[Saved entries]

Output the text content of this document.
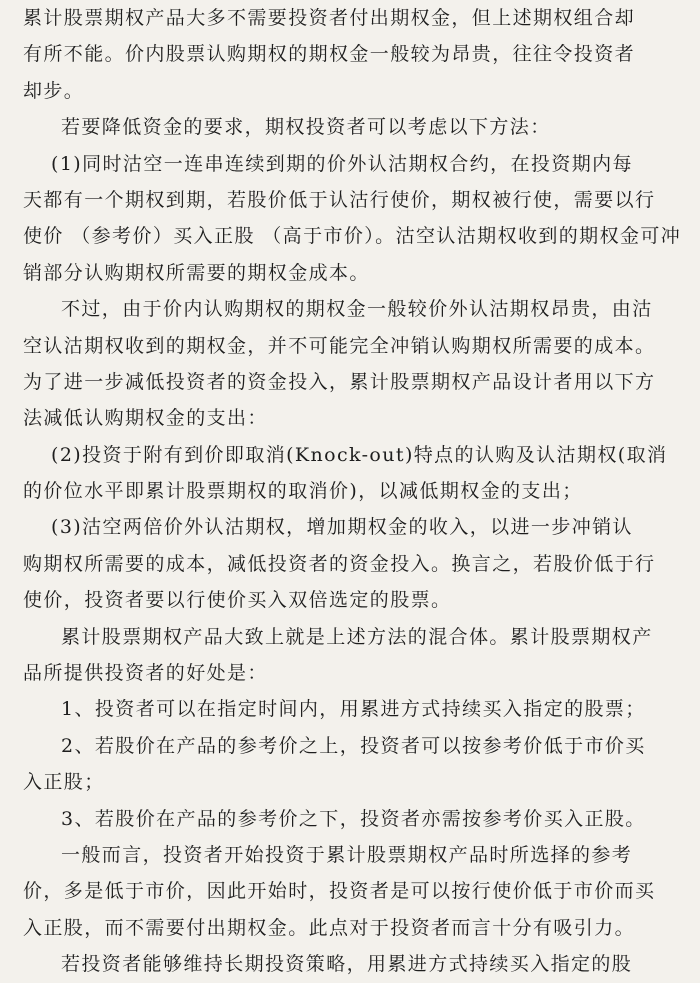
累计股票期权产品大多不需要投资者付出期权金，但上述期权组合却
有所不能。价内股票认购期权的期权金一般较为昂贵，往往令投资者
却步。
若要降低资金的要求，期权投资者可以考虑以下方法：
(1)同时沽空一连串连续到期的价外认沽期权合约，在投资期内每
天都有一个期权到期，若股价低于认沽行使价，期权被行使，需要以行
使价 （参考价）买入正股 （高于市价）。沽空认沽期权收到的期权金可冲
销部分认购期权所需要的期权金成本。
不过，由于价内认购期权的期权金一般较价外认沽期权昂贵，由沽
空认沽期权收到的期权金，并不可能完全冲销认购期权所需要的成本。
为了进一步减低投资者的资金投入，累计股票期权产品设计者用以下方
法减低认购期权金的支出：
(2)投资于附有到价即取消(Knock-out)特点的认购及认沽期权(取消
的价位水平即累计股票期权的取消价)，以减低期权金的支出；
(3)沽空两倍价外认沽期权，增加期权金的收入，以进一步冲销认
购期权所需要的成本，减低投资者的资金投入。换言之，若股价低于行
使价，投资者要以行使价买入双倍选定的股票。
累计股票期权产品大致上就是上述方法的混合体。累计股票期权产
品所提供投资者的好处是：
1、投资者可以在指定时间内，用累进方式持续买入指定的股票；
2、若股价在产品的参考价之上，投资者可以按参考价低于市价买
入正股；
3、若股价在产品的参考价之下，投资者亦需按参考价买入正股。
一般而言，投资者开始投资于累计股票期权产品时所选择的参考
价，多是低于市价，因此开始时，投资者是可以按行使价低于市价而买
入正股，而不需要付出期权金。此点对于投资者而言十分有吸引力。
若投资者能够维持长期投资策略，用累进方式持续买入指定的股
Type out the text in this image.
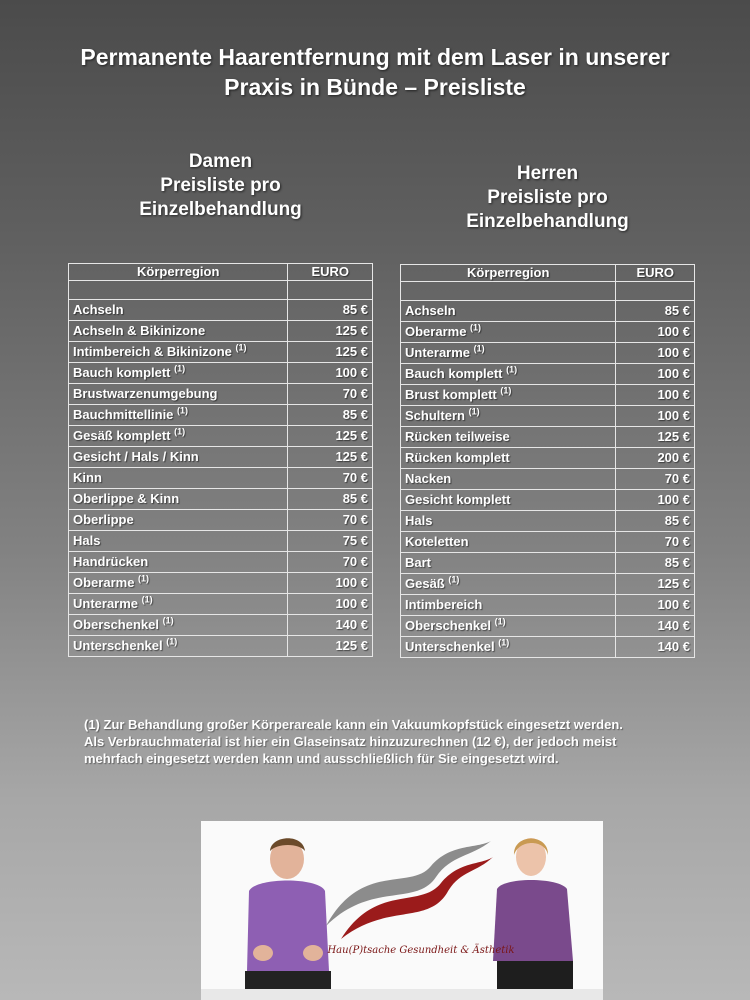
Permanente Haarentfernung mit dem Laser in unserer
Praxis in Bünde – Preisliste
Damen
Preisliste pro
Einzelbehandlung
Herren
Preisliste pro
Einzelbehandlung
Körperregion	EURO

Achseln	85 €
Achseln & Bikinizone	125 €
Intimbereich & Bikinizone $^{(1)}$	125 €
Bauch komplett $^{(1)}$	100 €
Brustwarzenumgebung	70 €
Bauchmittellinie $^{(1)}$	85 €
Gesäß komplett $^{(1)}$	125 €
Gesicht / Hals / Kinn	125 €
Kinn	70 €
Oberlippe & Kinn	85 €
Oberlippe	70 €
Hals	75 €
Handrücken	70 €
Oberarme $^{(1)}$	100 €
Unterarme $^{(1)}$	100 €
Oberschenkel $^{(1)}$	140 €
Unterschenkel $^{(1)}$	125 €
Körperregion	EURO

Achseln	85 €
Oberarme $^{(1)}$	100 €
Unterarme $^{(1)}$	100 €
Bauch komplett $^{(1)}$	100 €
Brust komplett $^{(1)}$	100 €
Schultern $^{(1)}$	100 €
Rücken teilweise	125 €
Rücken komplett	200 €
Nacken	70 €
Gesicht komplett	100 €
Hals	85 €
Koteletten	70 €
Bart	85 €
Gesäß $^{(1)}$	125 €
Intimbereich	100 €
Oberschenkel $^{(1)}$	140 €
Unterschenkel $^{(1)}$	140 €
(1) Zur Behandlung großer Körperareale kann ein Vakuumkopfstück eingesetzt werden.
Als Verbrauchmaterial ist hier ein Glaseinsatz hinzuzurechnen (12 €), der jedoch meist
mehrfach eingesetzt werden kann und ausschließlich für Sie eingesetzt wird.
Hau(P)tsache Gesundheit & Ästhetik
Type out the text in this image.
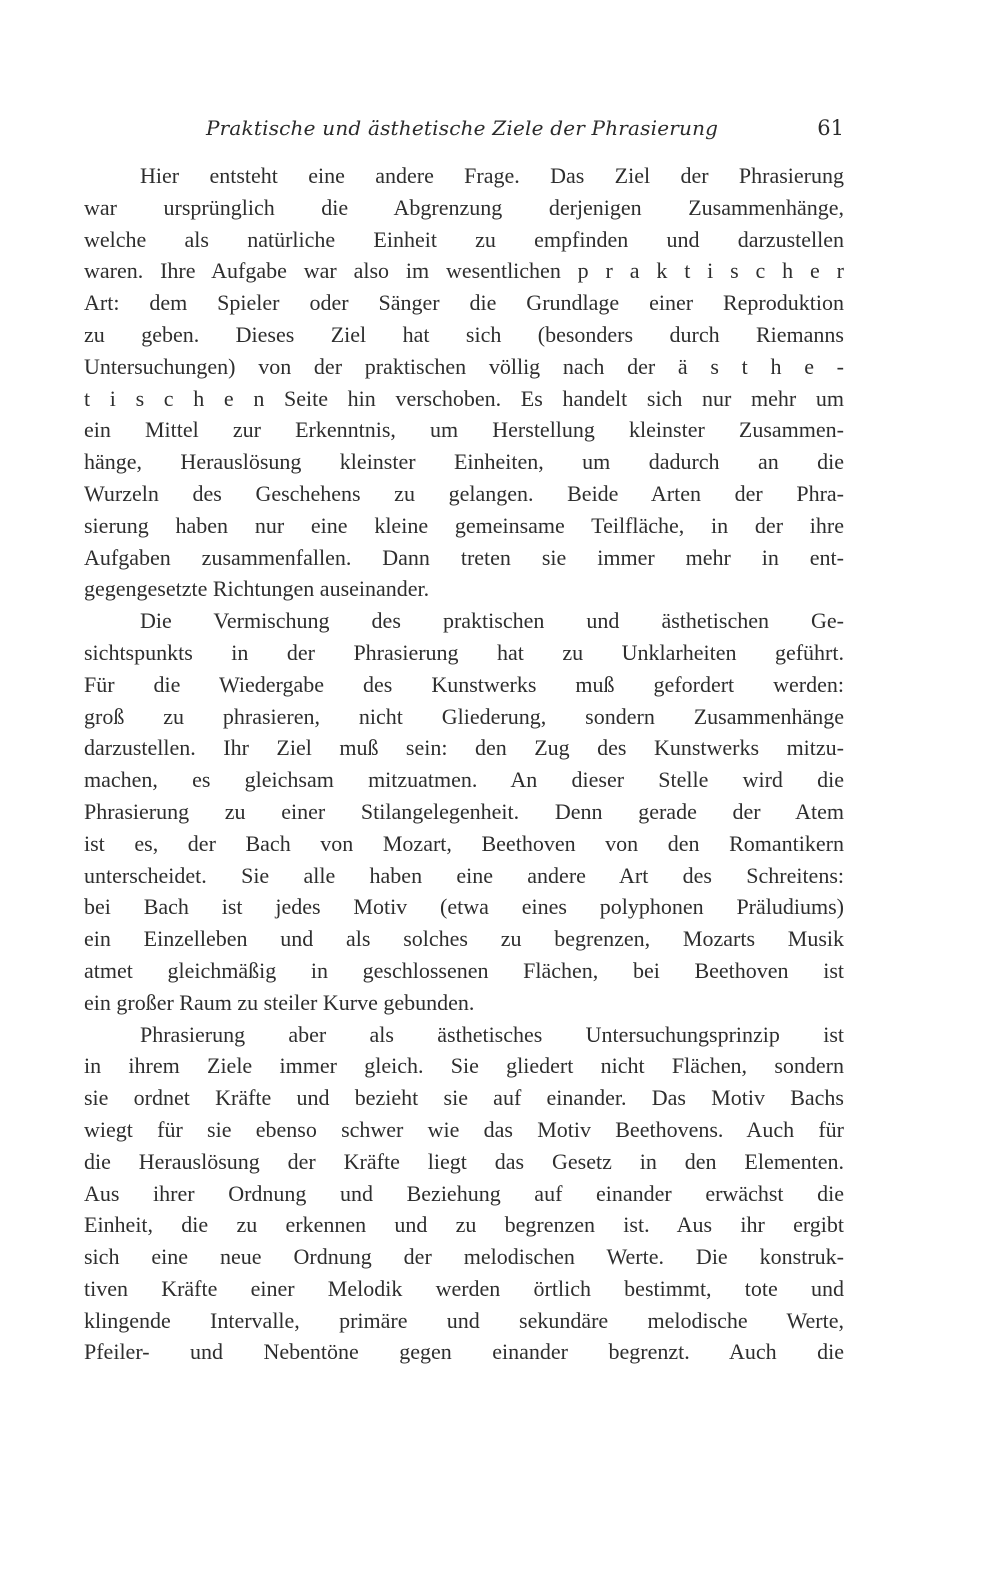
Praktische und ästhetische Ziele der Phrasierung	61
Hier entsteht eine andere Frage. Das Ziel der Phrasierung
war ursprünglich die Abgrenzung derjenigen Zusammenhänge,
welche als natürliche Einheit zu empfinden und darzustellen
waren. Ihre Aufgabe war also im wesentlichen p r a k t i s c h e r
Art: dem Spieler oder Sänger die Grundlage einer Reproduktion
zu geben. Dieses Ziel hat sich (besonders durch Riemanns
Untersuchungen) von der praktischen völlig nach der ä s t h e -
t i s c h e n Seite hin verschoben. Es handelt sich nur mehr um
ein Mittel zur Erkenntnis, um Herstellung kleinster Zusammen-
hänge, Herauslösung kleinster Einheiten, um dadurch an die
Wurzeln des Geschehens zu gelangen. Beide Arten der Phra-
sierung haben nur eine kleine gemeinsame Teilfläche, in der ihre
Aufgaben zusammenfallen. Dann treten sie immer mehr in ent-
gegengesetzte Richtungen auseinander.
Die Vermischung des praktischen und ästhetischen Ge-
sichtspunkts in der Phrasierung hat zu Unklarheiten geführt.
Für die Wiedergabe des Kunstwerks muß gefordert werden:
groß zu phrasieren, nicht Gliederung, sondern Zusammenhänge
darzustellen. Ihr Ziel muß sein: den Zug des Kunstwerks mitzu-
machen, es gleichsam mitzuatmen. An dieser Stelle wird die
Phrasierung zu einer Stilangelegenheit. Denn gerade der Atem
ist es, der Bach von Mozart, Beethoven von den Romantikern
unterscheidet. Sie alle haben eine andere Art des Schreitens:
bei Bach ist jedes Motiv (etwa eines polyphonen Präludiums)
ein Einzelleben und als solches zu begrenzen, Mozarts Musik
atmet gleichmäßig in geschlossenen Flächen, bei Beethoven ist
ein großer Raum zu steiler Kurve gebunden.
Phrasierung aber als ästhetisches Untersuchungsprinzip ist
in ihrem Ziele immer gleich. Sie gliedert nicht Flächen, sondern
sie ordnet Kräfte und bezieht sie auf einander. Das Motiv Bachs
wiegt für sie ebenso schwer wie das Motiv Beethovens. Auch für
die Herauslösung der Kräfte liegt das Gesetz in den Elementen.
Aus ihrer Ordnung und Beziehung auf einander erwächst die
Einheit, die zu erkennen und zu begrenzen ist. Aus ihr ergibt
sich eine neue Ordnung der melodischen Werte. Die konstruk-
tiven Kräfte einer Melodik werden örtlich bestimmt, tote und
klingende Intervalle, primäre und sekundäre melodische Werte,
Pfeiler- und Nebentöne gegen einander begrenzt. Auch die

● **Description of the task**
Gather, from the listing above, every line carrying the word "sondern".

● **Solution to the problem**
groß zu phrasieren, nicht Gliederung, sondern Zusammenhänge
in ihrem Ziele immer gleich. Sie gliedert nicht Flächen, sondern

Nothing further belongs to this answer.